### What you need to do
Extract each line bearing the word "layer".

===============

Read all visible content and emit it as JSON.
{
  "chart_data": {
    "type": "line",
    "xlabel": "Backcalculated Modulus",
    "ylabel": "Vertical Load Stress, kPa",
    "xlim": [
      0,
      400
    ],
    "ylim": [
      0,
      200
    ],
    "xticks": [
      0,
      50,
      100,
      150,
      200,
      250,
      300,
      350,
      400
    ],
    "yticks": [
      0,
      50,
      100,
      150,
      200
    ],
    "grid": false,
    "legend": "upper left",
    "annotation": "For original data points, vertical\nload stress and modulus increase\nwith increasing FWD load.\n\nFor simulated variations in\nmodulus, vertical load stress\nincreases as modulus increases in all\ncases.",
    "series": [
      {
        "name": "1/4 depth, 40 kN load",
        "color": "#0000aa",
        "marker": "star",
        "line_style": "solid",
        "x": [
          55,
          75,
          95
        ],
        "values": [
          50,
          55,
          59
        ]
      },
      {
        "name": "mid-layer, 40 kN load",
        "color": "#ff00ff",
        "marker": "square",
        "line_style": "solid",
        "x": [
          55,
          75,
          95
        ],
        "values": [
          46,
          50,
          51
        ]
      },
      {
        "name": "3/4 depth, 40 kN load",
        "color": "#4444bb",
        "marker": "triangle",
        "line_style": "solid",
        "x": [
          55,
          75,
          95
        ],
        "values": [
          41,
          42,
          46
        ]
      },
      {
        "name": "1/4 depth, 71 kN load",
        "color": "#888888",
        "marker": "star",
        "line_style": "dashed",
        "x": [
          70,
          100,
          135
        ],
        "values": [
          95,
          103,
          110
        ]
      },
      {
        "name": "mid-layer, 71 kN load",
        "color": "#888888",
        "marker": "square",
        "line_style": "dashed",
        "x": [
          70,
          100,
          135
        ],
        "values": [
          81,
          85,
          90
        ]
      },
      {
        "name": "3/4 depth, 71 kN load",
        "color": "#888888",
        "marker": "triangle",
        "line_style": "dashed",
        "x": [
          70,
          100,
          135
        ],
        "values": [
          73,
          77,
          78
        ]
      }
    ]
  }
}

===============

### Full output
        "name": "mid-layer, 40 kN load",
        "name": "mid-layer, 71 kN load",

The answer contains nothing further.